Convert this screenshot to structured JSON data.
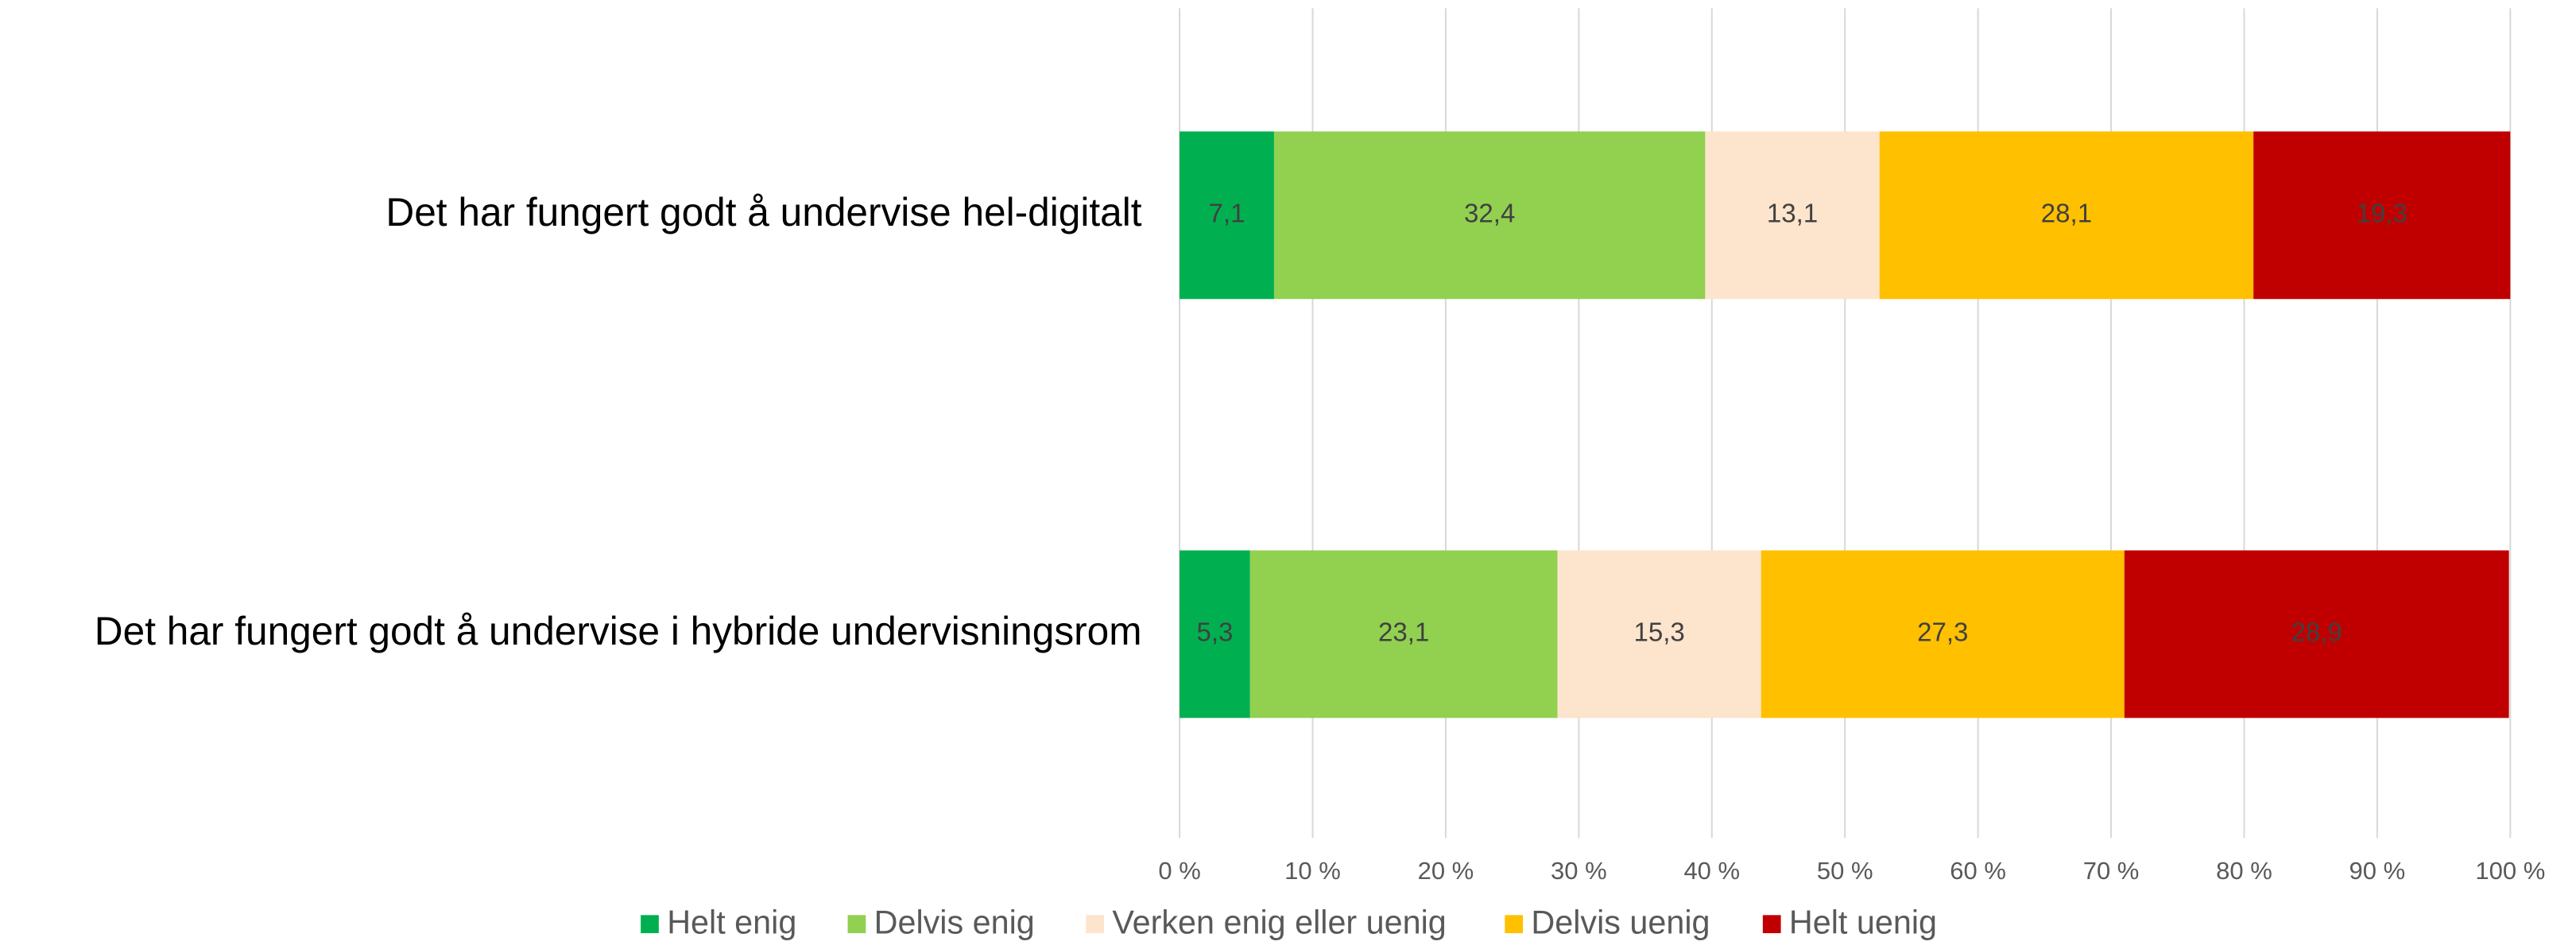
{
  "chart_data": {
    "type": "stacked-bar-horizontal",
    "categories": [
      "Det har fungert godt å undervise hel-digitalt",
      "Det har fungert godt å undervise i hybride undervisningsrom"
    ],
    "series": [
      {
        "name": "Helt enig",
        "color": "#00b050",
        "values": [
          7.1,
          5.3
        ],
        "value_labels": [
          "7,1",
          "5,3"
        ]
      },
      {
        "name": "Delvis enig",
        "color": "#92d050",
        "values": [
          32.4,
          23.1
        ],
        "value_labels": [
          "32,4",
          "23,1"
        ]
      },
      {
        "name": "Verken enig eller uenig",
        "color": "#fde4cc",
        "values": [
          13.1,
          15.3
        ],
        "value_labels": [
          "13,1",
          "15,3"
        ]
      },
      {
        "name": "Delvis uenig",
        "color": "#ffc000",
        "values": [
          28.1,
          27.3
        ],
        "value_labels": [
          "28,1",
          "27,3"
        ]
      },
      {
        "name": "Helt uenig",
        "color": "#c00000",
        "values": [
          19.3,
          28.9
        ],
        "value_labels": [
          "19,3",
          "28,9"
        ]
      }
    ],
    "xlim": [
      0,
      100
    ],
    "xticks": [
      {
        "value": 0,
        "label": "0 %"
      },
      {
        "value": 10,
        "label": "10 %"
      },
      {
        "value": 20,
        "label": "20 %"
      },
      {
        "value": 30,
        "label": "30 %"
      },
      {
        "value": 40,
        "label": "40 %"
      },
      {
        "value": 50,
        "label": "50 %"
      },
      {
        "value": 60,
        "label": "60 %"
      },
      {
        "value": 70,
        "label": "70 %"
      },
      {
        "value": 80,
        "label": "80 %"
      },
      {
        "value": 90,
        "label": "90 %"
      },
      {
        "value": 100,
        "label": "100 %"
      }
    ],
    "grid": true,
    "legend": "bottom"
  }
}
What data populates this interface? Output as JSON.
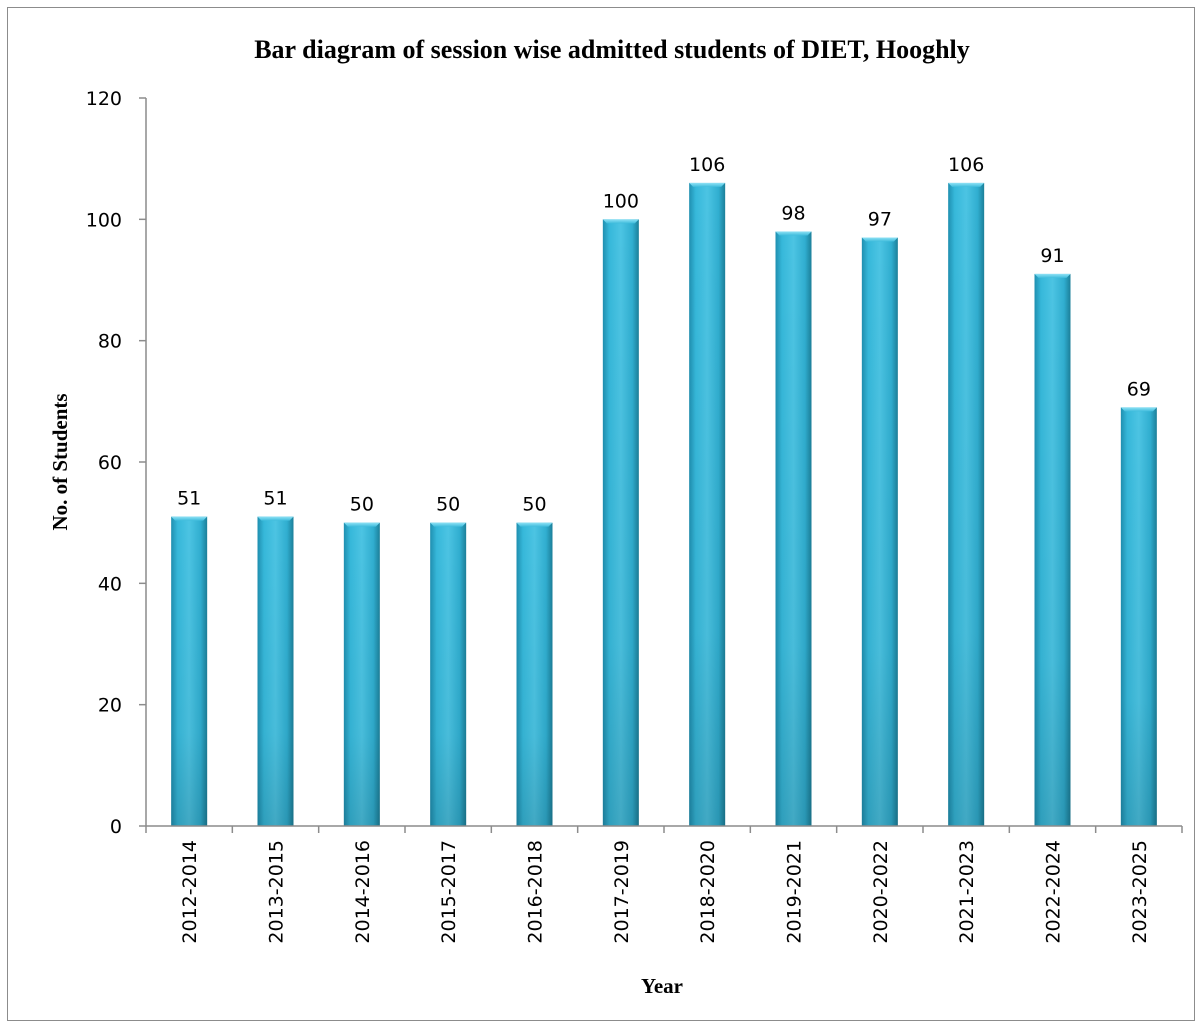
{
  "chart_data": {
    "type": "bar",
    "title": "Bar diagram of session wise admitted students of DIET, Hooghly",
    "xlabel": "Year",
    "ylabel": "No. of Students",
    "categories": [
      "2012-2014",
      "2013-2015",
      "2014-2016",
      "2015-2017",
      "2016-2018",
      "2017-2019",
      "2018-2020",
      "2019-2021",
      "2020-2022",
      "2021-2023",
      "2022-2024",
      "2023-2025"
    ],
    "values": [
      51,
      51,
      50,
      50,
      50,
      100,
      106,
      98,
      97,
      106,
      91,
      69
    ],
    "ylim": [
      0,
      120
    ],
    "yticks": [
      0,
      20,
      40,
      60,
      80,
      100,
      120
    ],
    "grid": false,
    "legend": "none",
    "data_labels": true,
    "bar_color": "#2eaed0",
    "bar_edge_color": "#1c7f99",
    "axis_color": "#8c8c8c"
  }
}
--
Task to complete: Do not copy the pictures, but repeat every line exactly.

The completed task:
Convert this screenshot to structured JSON data.
{
  "chart_data": {
    "type": "stacked-bar-horizontal",
    "categories": [
      "Det har fungert godt å undervise hel-digitalt",
      "Det har fungert godt å undervise i hybride undervisningsrom"
    ],
    "series": [
      {
        "name": "Helt enig",
        "color": "#00b050",
        "values": [
          7.1,
          5.3
        ],
        "value_labels": [
          "7,1",
          "5,3"
        ]
      },
      {
        "name": "Delvis enig",
        "color": "#92d050",
        "values": [
          32.4,
          23.1
        ],
        "value_labels": [
          "32,4",
          "23,1"
        ]
      },
      {
        "name": "Verken enig eller uenig",
        "color": "#fde4cc",
        "values": [
          13.1,
          15.3
        ],
        "value_labels": [
          "13,1",
          "15,3"
        ]
      },
      {
        "name": "Delvis uenig",
        "color": "#ffc000",
        "values": [
          28.1,
          27.3
        ],
        "value_labels": [
          "28,1",
          "27,3"
        ]
      },
      {
        "name": "Helt uenig",
        "color": "#c00000",
        "values": [
          19.3,
          28.9
        ],
        "value_labels": [
          "19,3",
          "28,9"
        ]
      }
    ],
    "xlim": [
      0,
      100
    ],
    "xticks": [
      {
        "value": 0,
        "label": "0 %"
      },
      {
        "value": 10,
        "label": "10 %"
      },
      {
        "value": 20,
        "label": "20 %"
      },
      {
        "value": 30,
        "label": "30 %"
      },
      {
        "value": 40,
        "label": "40 %"
      },
      {
        "value": 50,
        "label": "50 %"
      },
      {
        "value": 60,
        "label": "60 %"
      },
      {
        "value": 70,
        "label": "70 %"
      },
      {
        "value": 80,
        "label": "80 %"
      },
      {
        "value": 90,
        "label": "90 %"
      },
      {
        "value": 100,
        "label": "100 %"
      }
    ],
    "grid": true,
    "legend": "bottom"
  }
}
What data populates this interface? Output as JSON.
{
  "chart_data": {
    "type": "bar",
    "title": "Bar diagram of session wise admitted students of DIET, Hooghly",
    "xlabel": "Year",
    "ylabel": "No. of Students",
    "categories": [
      "2012-2014",
      "2013-2015",
      "2014-2016",
      "2015-2017",
      "2016-2018",
      "2017-2019",
      "2018-2020",
      "2019-2021",
      "2020-2022",
      "2021-2023",
      "2022-2024",
      "2023-2025"
    ],
    "values": [
      51,
      51,
      50,
      50,
      50,
      100,
      106,
      98,
      97,
      106,
      91,
      69
    ],
    "ylim": [
      0,
      120
    ],
    "yticks": [
      0,
      20,
      40,
      60,
      80,
      100,
      120
    ],
    "grid": false,
    "legend": "none",
    "data_labels": true,
    "bar_color": "#2eaed0",
    "bar_edge_color": "#1c7f99",
    "axis_color": "#8c8c8c"
  }
}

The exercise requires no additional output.